Transcribe everything in the data word for word. Pictures are left out.

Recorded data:
========================

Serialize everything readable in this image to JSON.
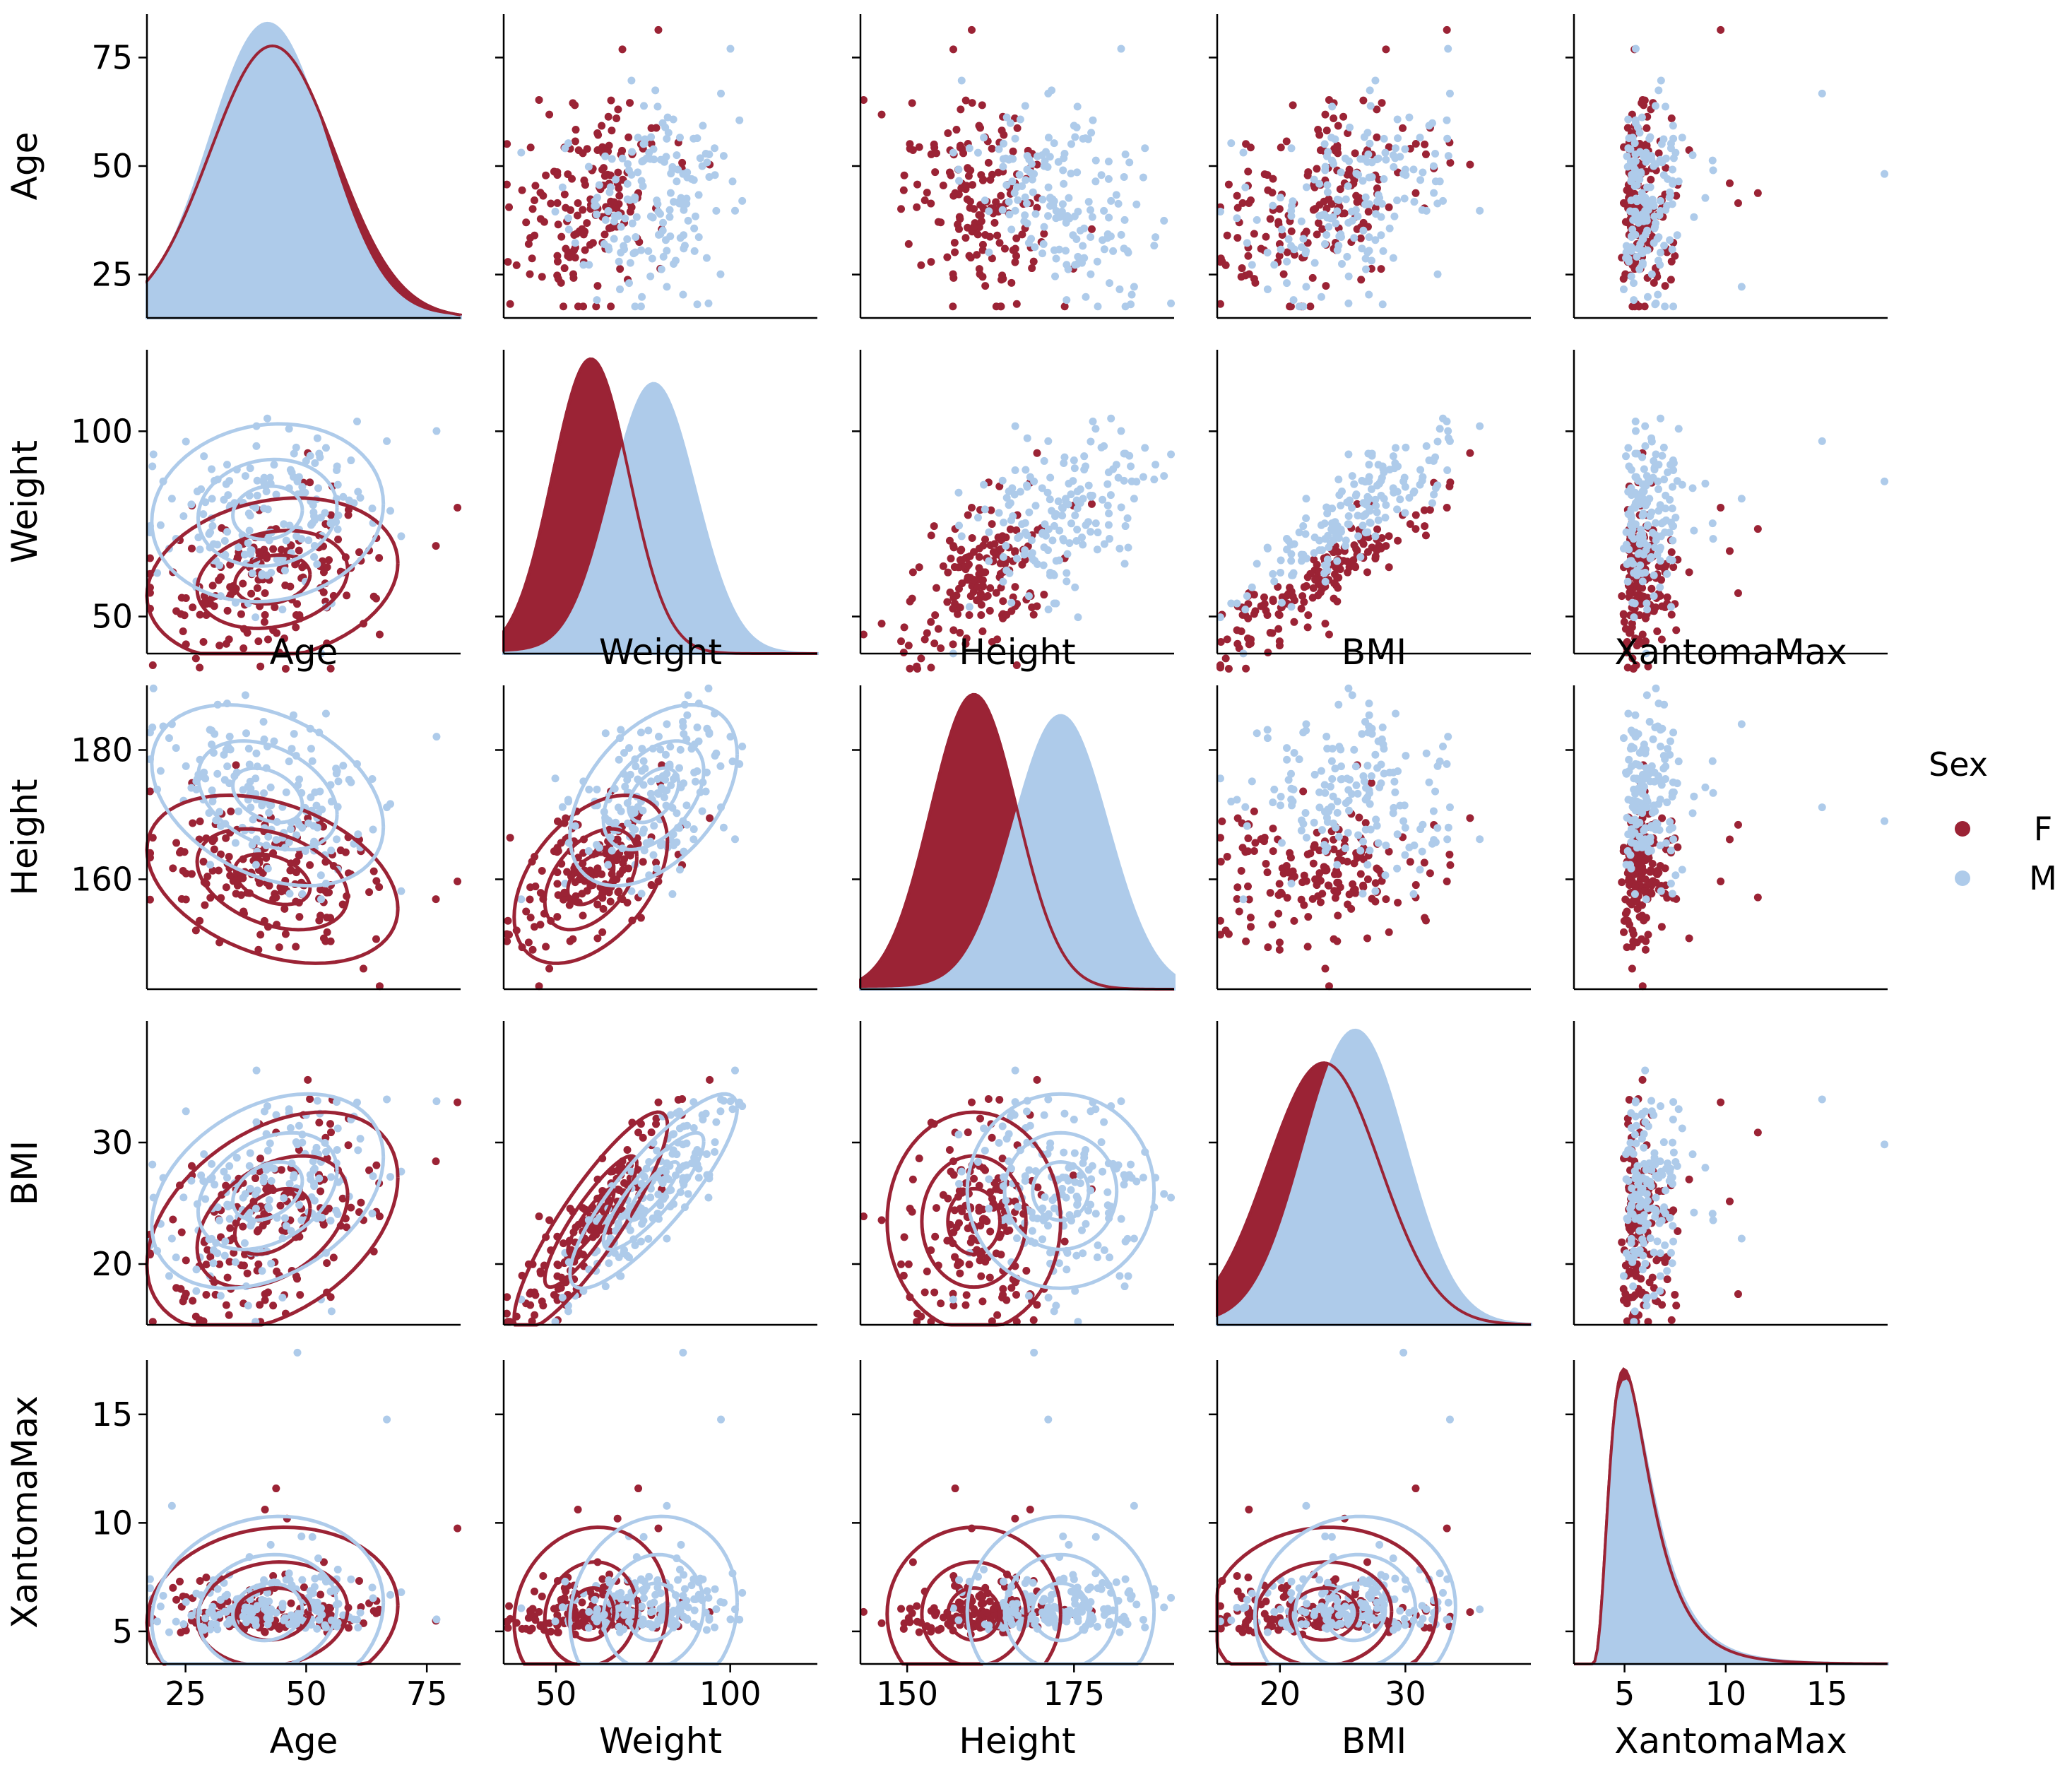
{
  "figure": {
    "variables": [
      "Age",
      "Weight",
      "Height",
      "BMI",
      "XantomaMax"
    ],
    "hue_variable": "Sex",
    "legend": {
      "title": "Sex",
      "placement": "right",
      "entries": [
        {
          "label": "F",
          "color": "#9b2335"
        },
        {
          "label": "M",
          "color": "#aecbea"
        }
      ]
    },
    "colors": {
      "F": "#9b2335",
      "M": "#aecbea"
    },
    "stray_labels": {
      "row": 1,
      "labels": [
        "Age",
        "Weight",
        "Height",
        "BMI",
        "XantomaMax"
      ]
    }
  },
  "chart_data": {
    "type": "scatter",
    "layout": "pairplot",
    "upper_triangle": "scatter",
    "diagonal": "kde",
    "lower_triangle": "scatter+kde-contours",
    "grid": false,
    "axes": [
      {
        "name": "Age",
        "xlim": [
          17,
          82
        ],
        "ylim": [
          15,
          85
        ],
        "ticks": [
          25,
          50,
          75
        ]
      },
      {
        "name": "Weight",
        "xlim": [
          35,
          125
        ],
        "ylim": [
          40,
          122
        ],
        "ticks": [
          50,
          100
        ]
      },
      {
        "name": "Height",
        "xlim": [
          143,
          190
        ],
        "ylim": [
          143,
          190
        ],
        "ticks": [
          150,
          175
        ],
        "y_ticks": [
          160,
          180
        ]
      },
      {
        "name": "BMI",
        "xlim": [
          15,
          40
        ],
        "ylim": [
          15,
          40
        ],
        "ticks": [
          20,
          30
        ]
      },
      {
        "name": "XantomaMax",
        "xlim": [
          2.5,
          18
        ],
        "ylim": [
          3.5,
          17.5
        ],
        "ticks": [
          5,
          10,
          15
        ]
      }
    ],
    "series": [
      {
        "name": "F",
        "color": "#9b2335",
        "mean": [
          43,
          60,
          160,
          23.5,
          5.8
        ],
        "sd": [
          13,
          11,
          6.5,
          4.5,
          2.0
        ],
        "correlations": {
          "Age-Weight": 0.2,
          "Age-Height": -0.35,
          "Age-BMI": 0.4,
          "Age-XantomaMax": 0.1,
          "Weight-Height": 0.45,
          "Weight-BMI": 0.88,
          "Weight-XantomaMax": 0.1,
          "Height-BMI": 0.0,
          "Height-XantomaMax": 0.0,
          "BMI-XantomaMax": 0.05
        }
      },
      {
        "name": "M",
        "color": "#aecbea",
        "mean": [
          42,
          78,
          173,
          26.0,
          5.9
        ],
        "sd": [
          12,
          12,
          7.0,
          4.0,
          2.2
        ],
        "correlations": {
          "Age-Weight": 0.1,
          "Age-Height": -0.35,
          "Age-BMI": 0.35,
          "Age-XantomaMax": 0.1,
          "Weight-Height": 0.45,
          "Weight-BMI": 0.85,
          "Weight-XantomaMax": 0.1,
          "Height-BMI": 0.0,
          "Height-XantomaMax": 0.0,
          "BMI-XantomaMax": 0.05
        }
      }
    ]
  }
}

========================

*Response for this exercise*:
Serialize everything readable in this image to JSON.
{
  "figure": {
    "variables": [
      "Age",
      "Weight",
      "Height",
      "BMI",
      "XantomaMax"
    ],
    "hue_variable": "Sex",
    "legend": {
      "title": "Sex",
      "placement": "right",
      "entries": [
        {
          "label": "F",
          "color": "#9b2335"
        },
        {
          "label": "M",
          "color": "#aecbea"
        }
      ]
    },
    "colors": {
      "F": "#9b2335",
      "M": "#aecbea"
    },
    "stray_labels": {
      "row": 1,
      "labels": [
        "Age",
        "Weight",
        "Height",
        "BMI",
        "XantomaMax"
      ]
    }
  },
  "chart_data": {
    "type": "scatter",
    "layout": "pairplot",
    "upper_triangle": "scatter",
    "diagonal": "kde",
    "lower_triangle": "scatter+kde-contours",
    "grid": false,
    "axes": [
      {
        "name": "Age",
        "xlim": [
          17,
          82
        ],
        "ylim": [
          15,
          85
        ],
        "ticks": [
          25,
          50,
          75
        ]
      },
      {
        "name": "Weight",
        "xlim": [
          35,
          125
        ],
        "ylim": [
          40,
          122
        ],
        "ticks": [
          50,
          100
        ]
      },
      {
        "name": "Height",
        "xlim": [
          143,
          190
        ],
        "ylim": [
          143,
          190
        ],
        "ticks": [
          150,
          175
        ],
        "y_ticks": [
          160,
          180
        ]
      },
      {
        "name": "BMI",
        "xlim": [
          15,
          40
        ],
        "ylim": [
          15,
          40
        ],
        "ticks": [
          20,
          30
        ]
      },
      {
        "name": "XantomaMax",
        "xlim": [
          2.5,
          18
        ],
        "ylim": [
          3.5,
          17.5
        ],
        "ticks": [
          5,
          10,
          15
        ]
      }
    ],
    "series": [
      {
        "name": "F",
        "color": "#9b2335",
        "mean": [
          43,
          60,
          160,
          23.5,
          5.8
        ],
        "sd": [
          13,
          11,
          6.5,
          4.5,
          2.0
        ],
        "correlations": {
          "Age-Weight": 0.2,
          "Age-Height": -0.35,
          "Age-BMI": 0.4,
          "Age-XantomaMax": 0.1,
          "Weight-Height": 0.45,
          "Weight-BMI": 0.88,
          "Weight-XantomaMax": 0.1,
          "Height-BMI": 0.0,
          "Height-XantomaMax": 0.0,
          "BMI-XantomaMax": 0.05
        }
      },
      {
        "name": "M",
        "color": "#aecbea",
        "mean": [
          42,
          78,
          173,
          26.0,
          5.9
        ],
        "sd": [
          12,
          12,
          7.0,
          4.0,
          2.2
        ],
        "correlations": {
          "Age-Weight": 0.1,
          "Age-Height": -0.35,
          "Age-BMI": 0.35,
          "Age-XantomaMax": 0.1,
          "Weight-Height": 0.45,
          "Weight-BMI": 0.85,
          "Weight-XantomaMax": 0.1,
          "Height-BMI": 0.0,
          "Height-XantomaMax": 0.0,
          "BMI-XantomaMax": 0.05
        }
      }
    ]
  }
}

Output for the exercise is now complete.